>>>
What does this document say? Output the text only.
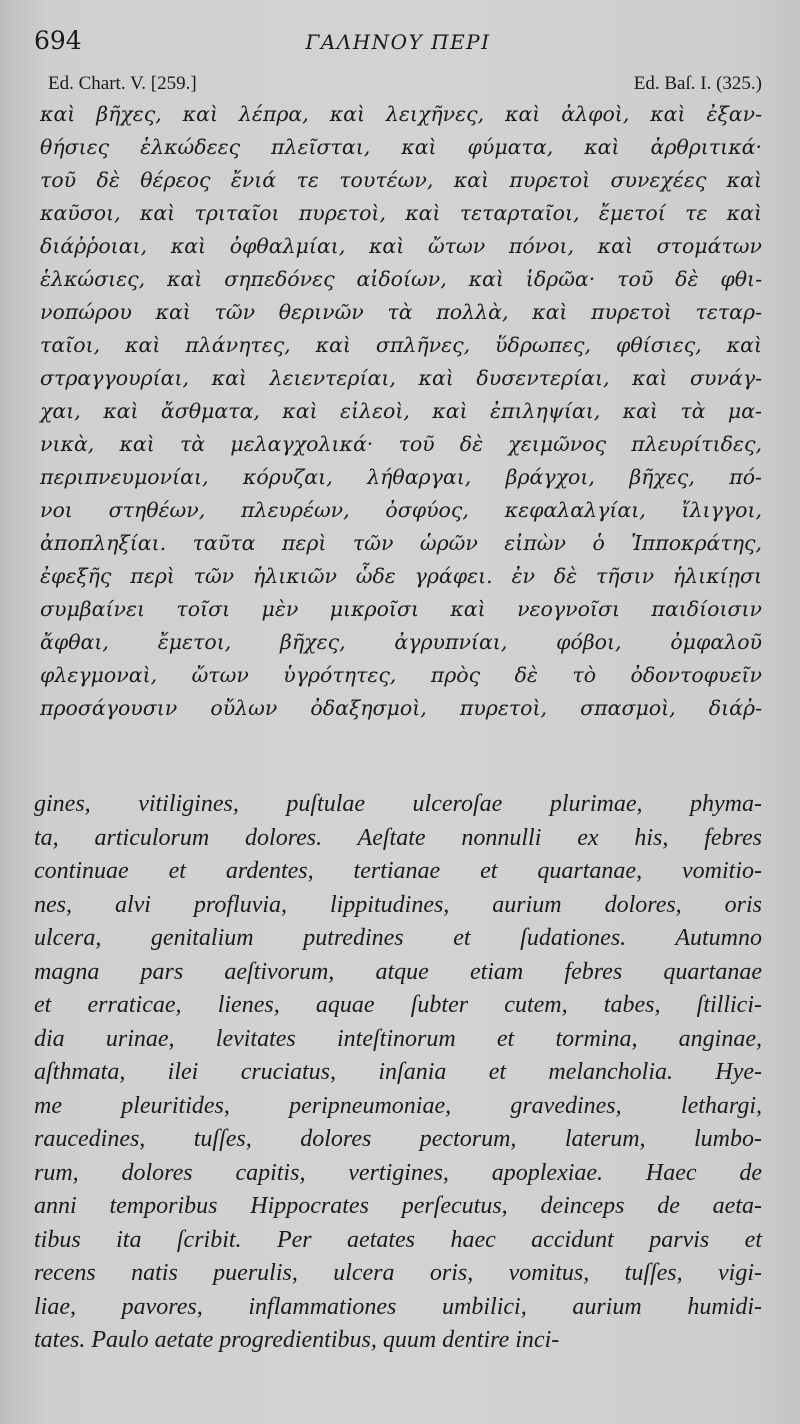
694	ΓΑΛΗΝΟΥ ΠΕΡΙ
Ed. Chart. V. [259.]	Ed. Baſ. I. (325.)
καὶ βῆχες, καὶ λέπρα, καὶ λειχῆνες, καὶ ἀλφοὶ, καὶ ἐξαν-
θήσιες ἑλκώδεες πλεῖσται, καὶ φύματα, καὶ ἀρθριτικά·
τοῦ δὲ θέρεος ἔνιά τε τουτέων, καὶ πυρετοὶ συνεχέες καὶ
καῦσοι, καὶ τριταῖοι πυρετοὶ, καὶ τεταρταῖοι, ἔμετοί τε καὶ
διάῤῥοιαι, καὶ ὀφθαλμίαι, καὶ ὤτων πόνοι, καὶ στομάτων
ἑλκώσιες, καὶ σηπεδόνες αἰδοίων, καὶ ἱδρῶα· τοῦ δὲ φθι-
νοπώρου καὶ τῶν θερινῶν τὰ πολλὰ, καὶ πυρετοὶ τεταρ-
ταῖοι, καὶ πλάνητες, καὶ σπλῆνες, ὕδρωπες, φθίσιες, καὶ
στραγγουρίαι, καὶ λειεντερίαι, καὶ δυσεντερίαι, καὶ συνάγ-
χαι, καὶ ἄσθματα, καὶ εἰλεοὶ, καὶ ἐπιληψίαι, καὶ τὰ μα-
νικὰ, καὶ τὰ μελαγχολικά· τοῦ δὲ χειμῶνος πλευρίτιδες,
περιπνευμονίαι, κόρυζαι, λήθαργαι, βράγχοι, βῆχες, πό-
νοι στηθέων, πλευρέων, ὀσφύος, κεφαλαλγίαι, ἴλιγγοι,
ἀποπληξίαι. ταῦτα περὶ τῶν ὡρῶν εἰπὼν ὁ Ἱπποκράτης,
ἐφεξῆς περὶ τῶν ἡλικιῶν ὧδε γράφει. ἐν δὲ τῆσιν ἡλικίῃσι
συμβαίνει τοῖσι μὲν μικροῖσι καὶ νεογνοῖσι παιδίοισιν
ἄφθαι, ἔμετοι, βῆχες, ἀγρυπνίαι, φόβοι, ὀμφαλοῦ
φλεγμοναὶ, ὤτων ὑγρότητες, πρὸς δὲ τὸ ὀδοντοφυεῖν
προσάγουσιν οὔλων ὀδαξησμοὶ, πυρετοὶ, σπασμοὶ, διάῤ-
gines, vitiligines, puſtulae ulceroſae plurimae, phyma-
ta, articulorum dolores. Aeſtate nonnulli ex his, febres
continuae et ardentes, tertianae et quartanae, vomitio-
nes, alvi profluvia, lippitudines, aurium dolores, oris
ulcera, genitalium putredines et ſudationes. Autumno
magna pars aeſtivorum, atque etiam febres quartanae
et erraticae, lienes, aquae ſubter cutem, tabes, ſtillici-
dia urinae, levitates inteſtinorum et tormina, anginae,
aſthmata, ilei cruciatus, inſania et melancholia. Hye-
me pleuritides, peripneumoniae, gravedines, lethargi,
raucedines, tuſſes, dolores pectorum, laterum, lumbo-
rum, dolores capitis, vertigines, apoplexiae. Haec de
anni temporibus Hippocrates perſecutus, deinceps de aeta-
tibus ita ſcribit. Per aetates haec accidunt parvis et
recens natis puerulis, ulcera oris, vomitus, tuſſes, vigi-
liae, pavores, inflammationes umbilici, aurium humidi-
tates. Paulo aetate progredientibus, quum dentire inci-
<<<
>>>
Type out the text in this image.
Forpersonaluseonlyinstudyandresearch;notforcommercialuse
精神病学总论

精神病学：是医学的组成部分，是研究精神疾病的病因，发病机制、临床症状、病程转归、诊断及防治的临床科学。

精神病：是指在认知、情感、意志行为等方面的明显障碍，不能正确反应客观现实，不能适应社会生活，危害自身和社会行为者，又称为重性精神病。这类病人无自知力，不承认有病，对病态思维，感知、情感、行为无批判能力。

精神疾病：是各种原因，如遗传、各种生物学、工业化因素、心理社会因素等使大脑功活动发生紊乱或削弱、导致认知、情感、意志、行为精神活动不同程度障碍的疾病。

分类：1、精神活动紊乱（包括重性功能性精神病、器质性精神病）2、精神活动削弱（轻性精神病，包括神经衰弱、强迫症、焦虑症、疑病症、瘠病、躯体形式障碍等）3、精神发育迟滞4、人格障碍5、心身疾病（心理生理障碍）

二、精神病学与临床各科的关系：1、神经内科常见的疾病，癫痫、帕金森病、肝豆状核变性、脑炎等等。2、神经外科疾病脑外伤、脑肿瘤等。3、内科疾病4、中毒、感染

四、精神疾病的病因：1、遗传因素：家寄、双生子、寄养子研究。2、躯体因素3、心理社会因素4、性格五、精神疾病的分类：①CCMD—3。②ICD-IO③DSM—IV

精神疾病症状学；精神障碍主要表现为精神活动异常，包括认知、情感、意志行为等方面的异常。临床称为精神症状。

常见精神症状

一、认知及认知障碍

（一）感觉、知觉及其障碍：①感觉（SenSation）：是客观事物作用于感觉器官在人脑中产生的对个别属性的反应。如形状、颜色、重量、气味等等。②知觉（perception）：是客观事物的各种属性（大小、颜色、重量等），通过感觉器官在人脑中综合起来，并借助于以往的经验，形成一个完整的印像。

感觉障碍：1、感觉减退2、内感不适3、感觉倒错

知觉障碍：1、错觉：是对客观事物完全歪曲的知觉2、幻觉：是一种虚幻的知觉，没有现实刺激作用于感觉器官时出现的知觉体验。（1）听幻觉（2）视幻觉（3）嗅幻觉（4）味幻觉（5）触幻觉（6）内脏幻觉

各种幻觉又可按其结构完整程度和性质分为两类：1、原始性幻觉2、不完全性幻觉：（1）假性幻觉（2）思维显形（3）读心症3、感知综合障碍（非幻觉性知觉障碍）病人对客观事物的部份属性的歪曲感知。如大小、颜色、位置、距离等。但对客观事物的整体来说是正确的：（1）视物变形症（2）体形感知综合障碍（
<<<
Directions for this task: Copy out each line that contains the word "aurium".

Written solution:
nes, alvi profluvia, lippitudines, aurium dolores, oris
liae, pavores, inflammationes umbilici, aurium humidi-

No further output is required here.